Give the data below again exactly as it stands. Omit the pictures.

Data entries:
===============

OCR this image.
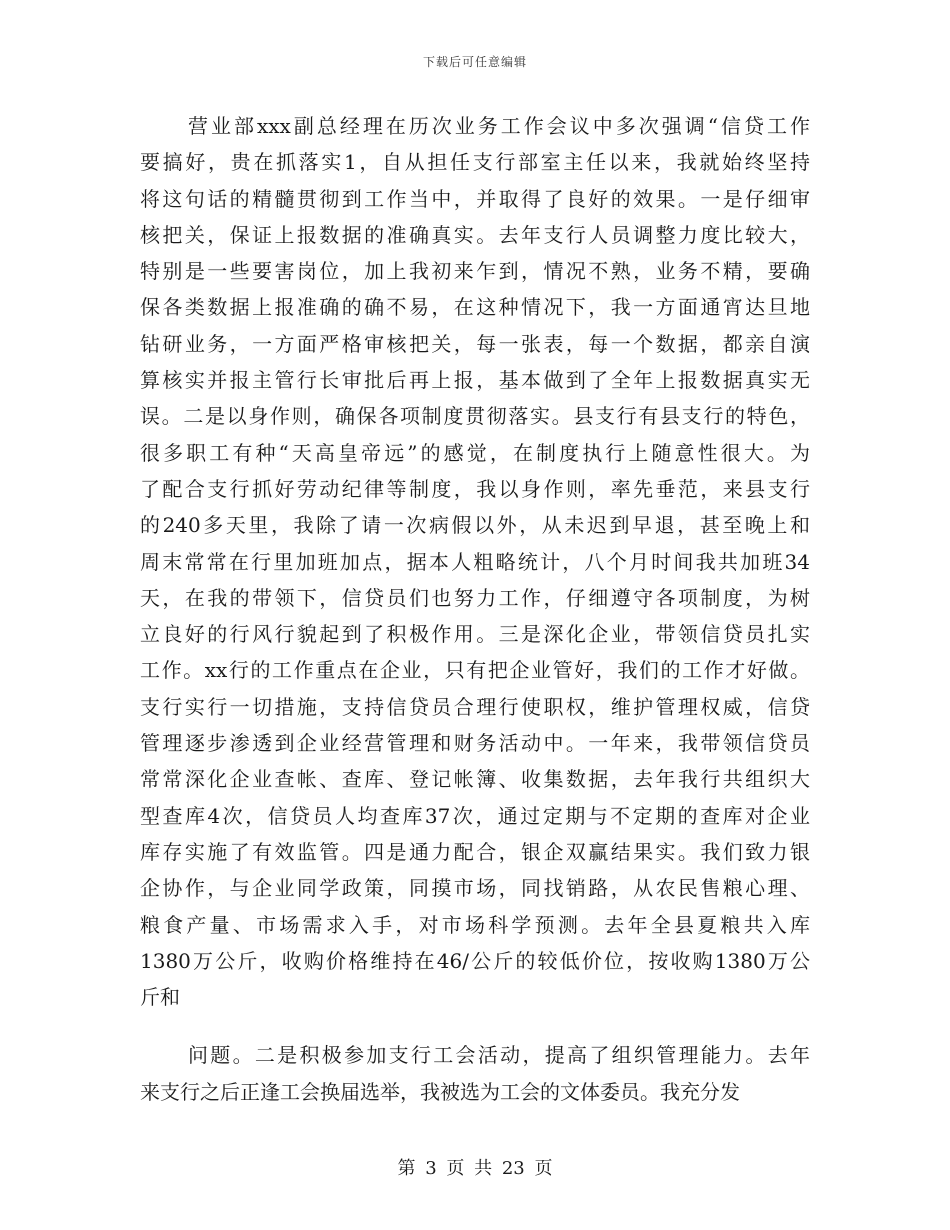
下载后可任意编辑
营业部xxx副总经理在历次业务工作会议中多次强调“信贷工作
要搞好，贵在抓落实1，自从担任支行部室主任以来，我就始终坚持
将这句话的精髓贯彻到工作当中，并取得了良好的效果。一是仔细审
核把关，保证上报数据的准确真实。去年支行人员调整力度比较大，
特别是一些要害岗位，加上我初来乍到，情况不熟，业务不精，要确
保各类数据上报准确的确不易，在这种情况下，我一方面通宵达旦地
钻研业务，一方面严格审核把关，每一张表，每一个数据，都亲自演
算核实并报主管行长审批后再上报，基本做到了全年上报数据真实无
误。二是以身作则，确保各项制度贯彻落实。县支行有县支行的特色，
很多职工有种“天高皇帝远”的感觉，在制度执行上随意性很大。为
了配合支行抓好劳动纪律等制度，我以身作则，率先垂范，来县支行
的240多天里，我除了请一次病假以外，从未迟到早退，甚至晚上和
周末常常在行里加班加点，据本人粗略统计，八个月时间我共加班34
天，在我的带领下，信贷员们也努力工作，仔细遵守各项制度，为树
立良好的行风行貌起到了积极作用。三是深化企业，带领信贷员扎实
工作。xx行的工作重点在企业，只有把企业管好，我们的工作才好做。
支行实行一切措施，支持信贷员合理行使职权，维护管理权威，信贷
管理逐步渗透到企业经营管理和财务活动中。一年来，我带领信贷员
常常深化企业查帐、查库、登记帐簿、收集数据，去年我行共组织大
型查库4次，信贷员人均查库37次，通过定期与不定期的查库对企业
库存实施了有效监管。四是通力配合，银企双赢结果实。我们致力银
企协作，与企业同学政策，同摸市场，同找销路，从农民售粮心理、
粮食产量、市场需求入手，对市场科学预测。去年全县夏粮共入库
1380万公斤，收购价格维持在46/公斤的较低价位，按收购1380万公
斤和
问题。二是积极参加支行工会活动，提高了组织管理能力。去年
来支行之后正逢工会换届选举，我被选为工会的文体委员。我充分发
第 3 页 共 23 页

===============

▶ Solution to the problem:
OCR this image.
下载后可任意编辑
营业部xxx副总经理在历次业务工作会议中多次强调“信贷工作
要搞好，贵在抓落实1，自从担任支行部室主任以来，我就始终坚持
将这句话的精髓贯彻到工作当中，并取得了良好的效果。一是仔细审
核把关，保证上报数据的准确真实。去年支行人员调整力度比较大，
特别是一些要害岗位，加上我初来乍到，情况不熟，业务不精，要确
保各类数据上报准确的确不易，在这种情况下，我一方面通宵达旦地
钻研业务，一方面严格审核把关，每一张表，每一个数据，都亲自演
算核实并报主管行长审批后再上报，基本做到了全年上报数据真实无
误。二是以身作则，确保各项制度贯彻落实。县支行有县支行的特色，
很多职工有种“天高皇帝远”的感觉，在制度执行上随意性很大。为
了配合支行抓好劳动纪律等制度，我以身作则，率先垂范，来县支行
的240多天里，我除了请一次病假以外，从未迟到早退，甚至晚上和
周末常常在行里加班加点，据本人粗略统计，八个月时间我共加班34
天，在我的带领下，信贷员们也努力工作，仔细遵守各项制度，为树
立良好的行风行貌起到了积极作用。三是深化企业，带领信贷员扎实
工作。xx行的工作重点在企业，只有把企业管好，我们的工作才好做。
支行实行一切措施，支持信贷员合理行使职权，维护管理权威，信贷
管理逐步渗透到企业经营管理和财务活动中。一年来，我带领信贷员
常常深化企业查帐、查库、登记帐簿、收集数据，去年我行共组织大
型查库4次，信贷员人均查库37次，通过定期与不定期的查库对企业
库存实施了有效监管。四是通力配合，银企双赢结果实。我们致力银
企协作，与企业同学政策，同摸市场，同找销路，从农民售粮心理、
粮食产量、市场需求入手，对市场科学预测。去年全县夏粮共入库
1380万公斤，收购价格维持在46/公斤的较低价位，按收购1380万公
斤和
问题。二是积极参加支行工会活动，提高了组织管理能力。去年
来支行之后正逢工会换届选举，我被选为工会的文体委员。我充分发
第 3 页 共 23 页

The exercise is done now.